GOAL OF THE EXERCISE: Report how many lines of the listing below include the word "白色沉淀". Give nothing but the number.

Data records:
━━━

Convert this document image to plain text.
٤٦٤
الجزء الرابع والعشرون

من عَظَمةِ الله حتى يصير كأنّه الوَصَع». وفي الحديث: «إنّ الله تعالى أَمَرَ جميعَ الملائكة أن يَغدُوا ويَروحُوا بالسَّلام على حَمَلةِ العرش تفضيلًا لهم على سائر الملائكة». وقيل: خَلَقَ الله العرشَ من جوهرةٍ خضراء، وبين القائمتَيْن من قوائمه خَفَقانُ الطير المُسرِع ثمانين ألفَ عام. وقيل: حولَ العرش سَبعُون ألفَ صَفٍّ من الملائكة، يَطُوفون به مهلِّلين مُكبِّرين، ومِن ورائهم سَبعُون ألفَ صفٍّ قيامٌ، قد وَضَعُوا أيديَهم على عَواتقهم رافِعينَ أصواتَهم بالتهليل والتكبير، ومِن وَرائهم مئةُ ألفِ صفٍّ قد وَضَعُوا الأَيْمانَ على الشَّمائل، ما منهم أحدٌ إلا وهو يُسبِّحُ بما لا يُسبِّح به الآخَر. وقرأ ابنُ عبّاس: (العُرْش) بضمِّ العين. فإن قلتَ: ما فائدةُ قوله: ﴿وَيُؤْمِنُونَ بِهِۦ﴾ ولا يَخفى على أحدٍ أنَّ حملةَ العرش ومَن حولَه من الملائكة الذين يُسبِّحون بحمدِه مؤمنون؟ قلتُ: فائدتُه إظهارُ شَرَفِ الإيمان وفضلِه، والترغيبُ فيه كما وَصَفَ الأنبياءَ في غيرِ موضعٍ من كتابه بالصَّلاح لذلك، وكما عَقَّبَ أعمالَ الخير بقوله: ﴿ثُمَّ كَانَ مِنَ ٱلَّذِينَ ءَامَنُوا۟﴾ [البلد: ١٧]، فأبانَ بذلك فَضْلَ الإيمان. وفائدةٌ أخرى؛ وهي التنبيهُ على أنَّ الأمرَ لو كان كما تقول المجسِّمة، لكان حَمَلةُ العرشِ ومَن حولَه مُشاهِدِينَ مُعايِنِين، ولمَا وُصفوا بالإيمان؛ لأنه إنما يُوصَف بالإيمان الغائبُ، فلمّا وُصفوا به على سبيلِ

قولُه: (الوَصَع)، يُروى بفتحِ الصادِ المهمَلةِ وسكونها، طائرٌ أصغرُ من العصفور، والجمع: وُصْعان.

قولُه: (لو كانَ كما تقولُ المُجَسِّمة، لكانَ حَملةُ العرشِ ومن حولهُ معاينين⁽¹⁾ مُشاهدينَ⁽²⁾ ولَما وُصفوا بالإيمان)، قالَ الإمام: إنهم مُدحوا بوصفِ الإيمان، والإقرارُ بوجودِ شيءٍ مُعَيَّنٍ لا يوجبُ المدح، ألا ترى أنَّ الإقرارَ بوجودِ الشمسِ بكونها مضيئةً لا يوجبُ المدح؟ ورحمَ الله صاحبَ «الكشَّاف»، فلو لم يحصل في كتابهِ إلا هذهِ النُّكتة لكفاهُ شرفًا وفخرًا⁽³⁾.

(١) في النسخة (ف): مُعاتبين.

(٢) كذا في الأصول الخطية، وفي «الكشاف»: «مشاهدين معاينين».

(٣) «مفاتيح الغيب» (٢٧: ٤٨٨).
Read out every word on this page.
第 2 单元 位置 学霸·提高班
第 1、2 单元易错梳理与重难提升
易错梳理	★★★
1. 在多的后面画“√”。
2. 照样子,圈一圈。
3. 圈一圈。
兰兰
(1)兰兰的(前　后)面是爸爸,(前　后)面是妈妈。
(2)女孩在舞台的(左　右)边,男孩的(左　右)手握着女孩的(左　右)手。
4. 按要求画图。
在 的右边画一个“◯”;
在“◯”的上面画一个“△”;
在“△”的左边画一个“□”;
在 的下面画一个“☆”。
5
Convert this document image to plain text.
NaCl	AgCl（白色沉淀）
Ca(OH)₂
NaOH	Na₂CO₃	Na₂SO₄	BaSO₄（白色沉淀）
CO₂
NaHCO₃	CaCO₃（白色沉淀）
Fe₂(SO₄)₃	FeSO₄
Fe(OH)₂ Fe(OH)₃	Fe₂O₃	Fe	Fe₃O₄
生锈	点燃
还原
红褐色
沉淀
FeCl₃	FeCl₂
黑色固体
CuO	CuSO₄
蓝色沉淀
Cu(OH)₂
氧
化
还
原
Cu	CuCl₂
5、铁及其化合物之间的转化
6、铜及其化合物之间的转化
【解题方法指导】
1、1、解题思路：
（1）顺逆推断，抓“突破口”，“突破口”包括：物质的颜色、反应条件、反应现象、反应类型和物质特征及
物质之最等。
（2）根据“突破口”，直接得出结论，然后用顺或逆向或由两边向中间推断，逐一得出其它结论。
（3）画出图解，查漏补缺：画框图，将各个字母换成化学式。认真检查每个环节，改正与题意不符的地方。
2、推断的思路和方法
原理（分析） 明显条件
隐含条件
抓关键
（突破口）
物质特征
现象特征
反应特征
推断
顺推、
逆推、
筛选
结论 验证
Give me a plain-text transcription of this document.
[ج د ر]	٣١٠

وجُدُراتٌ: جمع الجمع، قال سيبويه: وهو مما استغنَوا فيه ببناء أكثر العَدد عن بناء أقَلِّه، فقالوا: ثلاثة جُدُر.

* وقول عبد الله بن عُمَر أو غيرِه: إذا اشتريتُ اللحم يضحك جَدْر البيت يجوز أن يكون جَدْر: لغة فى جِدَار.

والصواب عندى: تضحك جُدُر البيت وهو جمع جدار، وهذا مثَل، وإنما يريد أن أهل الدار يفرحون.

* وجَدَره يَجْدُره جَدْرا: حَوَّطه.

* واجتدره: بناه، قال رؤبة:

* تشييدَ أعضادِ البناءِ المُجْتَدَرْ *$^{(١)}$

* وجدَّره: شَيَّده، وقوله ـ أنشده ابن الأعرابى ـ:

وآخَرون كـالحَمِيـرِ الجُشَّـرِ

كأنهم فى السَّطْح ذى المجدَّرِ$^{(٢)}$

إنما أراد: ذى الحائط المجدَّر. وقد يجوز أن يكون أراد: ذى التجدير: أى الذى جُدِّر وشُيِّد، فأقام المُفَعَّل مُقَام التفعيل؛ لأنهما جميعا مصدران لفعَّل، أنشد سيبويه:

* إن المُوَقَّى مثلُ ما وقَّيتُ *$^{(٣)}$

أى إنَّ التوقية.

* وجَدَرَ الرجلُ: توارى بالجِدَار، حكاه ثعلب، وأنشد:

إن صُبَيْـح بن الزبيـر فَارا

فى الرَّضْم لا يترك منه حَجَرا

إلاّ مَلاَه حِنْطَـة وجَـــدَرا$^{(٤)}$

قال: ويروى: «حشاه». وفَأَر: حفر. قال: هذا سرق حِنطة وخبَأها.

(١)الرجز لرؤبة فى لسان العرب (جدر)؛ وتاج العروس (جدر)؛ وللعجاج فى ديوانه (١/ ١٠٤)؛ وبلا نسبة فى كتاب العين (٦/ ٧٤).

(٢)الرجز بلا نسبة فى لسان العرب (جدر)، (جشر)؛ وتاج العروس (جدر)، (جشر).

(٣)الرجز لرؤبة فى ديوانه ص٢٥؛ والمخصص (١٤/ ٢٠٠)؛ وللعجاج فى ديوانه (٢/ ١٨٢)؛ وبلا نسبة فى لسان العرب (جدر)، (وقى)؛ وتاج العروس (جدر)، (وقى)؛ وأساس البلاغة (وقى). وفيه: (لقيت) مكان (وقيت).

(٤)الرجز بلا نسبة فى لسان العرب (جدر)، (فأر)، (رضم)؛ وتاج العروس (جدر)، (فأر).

━━━

REPLY: 3